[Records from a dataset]
---

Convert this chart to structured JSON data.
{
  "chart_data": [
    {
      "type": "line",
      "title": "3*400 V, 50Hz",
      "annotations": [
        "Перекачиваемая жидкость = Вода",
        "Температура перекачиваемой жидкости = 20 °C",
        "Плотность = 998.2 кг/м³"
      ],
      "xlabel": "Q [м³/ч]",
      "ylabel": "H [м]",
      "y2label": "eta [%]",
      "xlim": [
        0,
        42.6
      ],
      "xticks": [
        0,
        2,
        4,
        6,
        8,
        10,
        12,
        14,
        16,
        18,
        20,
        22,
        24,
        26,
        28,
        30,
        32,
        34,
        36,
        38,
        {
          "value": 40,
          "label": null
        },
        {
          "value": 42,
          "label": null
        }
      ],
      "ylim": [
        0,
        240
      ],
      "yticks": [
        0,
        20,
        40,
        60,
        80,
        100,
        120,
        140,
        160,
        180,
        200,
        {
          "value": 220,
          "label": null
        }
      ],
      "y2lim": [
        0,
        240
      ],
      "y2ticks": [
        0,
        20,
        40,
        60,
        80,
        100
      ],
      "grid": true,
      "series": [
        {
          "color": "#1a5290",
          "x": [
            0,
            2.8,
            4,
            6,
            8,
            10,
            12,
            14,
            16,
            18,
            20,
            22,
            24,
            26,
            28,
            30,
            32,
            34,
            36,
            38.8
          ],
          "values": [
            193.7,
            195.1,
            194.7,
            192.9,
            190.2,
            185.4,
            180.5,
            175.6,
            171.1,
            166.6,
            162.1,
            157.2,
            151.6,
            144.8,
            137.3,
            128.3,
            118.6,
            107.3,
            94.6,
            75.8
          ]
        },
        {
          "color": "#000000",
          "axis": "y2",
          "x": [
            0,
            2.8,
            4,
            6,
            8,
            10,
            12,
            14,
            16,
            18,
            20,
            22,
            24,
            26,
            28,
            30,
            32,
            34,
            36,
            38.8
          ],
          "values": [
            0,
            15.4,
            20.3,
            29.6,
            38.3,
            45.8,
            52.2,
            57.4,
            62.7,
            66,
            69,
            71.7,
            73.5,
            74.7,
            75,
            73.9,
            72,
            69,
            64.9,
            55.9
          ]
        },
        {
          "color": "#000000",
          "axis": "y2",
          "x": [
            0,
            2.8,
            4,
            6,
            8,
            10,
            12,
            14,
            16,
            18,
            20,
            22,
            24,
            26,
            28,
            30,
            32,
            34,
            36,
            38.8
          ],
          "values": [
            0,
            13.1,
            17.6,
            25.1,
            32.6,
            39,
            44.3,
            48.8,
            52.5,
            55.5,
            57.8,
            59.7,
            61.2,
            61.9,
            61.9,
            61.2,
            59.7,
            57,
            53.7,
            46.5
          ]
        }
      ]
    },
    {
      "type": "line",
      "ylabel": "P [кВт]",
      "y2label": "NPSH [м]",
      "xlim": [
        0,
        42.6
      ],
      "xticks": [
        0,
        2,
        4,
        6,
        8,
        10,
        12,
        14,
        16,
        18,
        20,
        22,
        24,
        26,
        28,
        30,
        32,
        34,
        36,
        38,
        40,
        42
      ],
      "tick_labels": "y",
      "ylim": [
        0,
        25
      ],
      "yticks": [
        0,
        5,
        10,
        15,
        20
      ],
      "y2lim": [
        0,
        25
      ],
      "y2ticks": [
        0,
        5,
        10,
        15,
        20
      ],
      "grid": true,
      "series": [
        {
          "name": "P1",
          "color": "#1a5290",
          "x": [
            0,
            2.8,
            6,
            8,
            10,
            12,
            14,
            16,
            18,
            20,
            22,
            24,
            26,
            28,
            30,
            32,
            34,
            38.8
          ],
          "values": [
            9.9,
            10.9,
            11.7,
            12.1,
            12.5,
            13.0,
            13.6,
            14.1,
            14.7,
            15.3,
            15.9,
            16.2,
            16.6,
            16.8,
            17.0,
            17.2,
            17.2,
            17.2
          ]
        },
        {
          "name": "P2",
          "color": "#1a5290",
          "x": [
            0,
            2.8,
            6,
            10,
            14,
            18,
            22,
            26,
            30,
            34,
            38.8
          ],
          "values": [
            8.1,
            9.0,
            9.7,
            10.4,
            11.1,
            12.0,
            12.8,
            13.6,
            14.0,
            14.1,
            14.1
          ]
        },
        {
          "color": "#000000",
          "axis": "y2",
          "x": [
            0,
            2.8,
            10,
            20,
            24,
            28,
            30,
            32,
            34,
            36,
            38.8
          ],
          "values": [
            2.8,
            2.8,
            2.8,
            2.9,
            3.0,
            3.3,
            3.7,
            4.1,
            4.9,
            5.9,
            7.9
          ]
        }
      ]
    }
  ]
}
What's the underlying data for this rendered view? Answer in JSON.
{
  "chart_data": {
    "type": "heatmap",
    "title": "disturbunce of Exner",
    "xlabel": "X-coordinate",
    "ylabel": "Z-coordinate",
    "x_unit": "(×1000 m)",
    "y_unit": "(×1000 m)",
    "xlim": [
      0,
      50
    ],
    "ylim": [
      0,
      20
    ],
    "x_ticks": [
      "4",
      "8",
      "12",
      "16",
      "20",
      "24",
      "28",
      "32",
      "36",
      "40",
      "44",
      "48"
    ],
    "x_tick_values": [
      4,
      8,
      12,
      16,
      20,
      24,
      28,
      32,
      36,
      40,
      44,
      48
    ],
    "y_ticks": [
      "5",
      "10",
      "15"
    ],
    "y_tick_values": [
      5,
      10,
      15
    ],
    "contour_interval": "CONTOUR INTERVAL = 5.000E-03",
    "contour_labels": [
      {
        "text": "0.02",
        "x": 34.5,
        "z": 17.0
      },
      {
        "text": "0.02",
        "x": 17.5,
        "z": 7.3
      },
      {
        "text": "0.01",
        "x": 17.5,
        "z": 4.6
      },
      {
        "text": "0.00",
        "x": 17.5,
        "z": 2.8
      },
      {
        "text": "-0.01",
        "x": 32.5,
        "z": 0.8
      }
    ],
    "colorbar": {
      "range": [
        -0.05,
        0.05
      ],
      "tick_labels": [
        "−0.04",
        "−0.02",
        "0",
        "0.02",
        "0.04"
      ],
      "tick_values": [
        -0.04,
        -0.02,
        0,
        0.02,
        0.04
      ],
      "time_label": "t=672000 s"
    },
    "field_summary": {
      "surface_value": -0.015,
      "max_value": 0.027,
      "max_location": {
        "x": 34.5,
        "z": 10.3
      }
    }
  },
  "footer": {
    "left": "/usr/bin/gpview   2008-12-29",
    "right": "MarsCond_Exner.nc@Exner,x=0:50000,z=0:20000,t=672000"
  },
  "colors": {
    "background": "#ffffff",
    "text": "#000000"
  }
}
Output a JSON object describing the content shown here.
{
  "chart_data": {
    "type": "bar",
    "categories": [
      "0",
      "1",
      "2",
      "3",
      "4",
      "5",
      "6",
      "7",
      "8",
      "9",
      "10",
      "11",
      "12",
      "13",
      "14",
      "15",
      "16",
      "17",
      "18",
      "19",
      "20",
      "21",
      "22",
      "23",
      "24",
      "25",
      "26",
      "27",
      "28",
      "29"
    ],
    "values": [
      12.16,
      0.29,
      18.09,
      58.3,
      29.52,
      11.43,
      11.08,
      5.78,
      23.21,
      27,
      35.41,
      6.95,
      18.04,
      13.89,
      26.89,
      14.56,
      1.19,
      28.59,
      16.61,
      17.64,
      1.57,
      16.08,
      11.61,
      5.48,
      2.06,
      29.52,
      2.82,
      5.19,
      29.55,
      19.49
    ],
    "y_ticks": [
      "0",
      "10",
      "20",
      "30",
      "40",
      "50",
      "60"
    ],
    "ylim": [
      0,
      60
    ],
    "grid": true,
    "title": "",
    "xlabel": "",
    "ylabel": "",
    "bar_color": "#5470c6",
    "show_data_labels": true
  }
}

---

• _EXERCISE PROMPT_:
From the records given above, copy all lines containing "this".

• _WRITTEN ANSWER_:
Convert this chart to structured JSON data.
What's the underlying data for this rendered view? Answer in JSON.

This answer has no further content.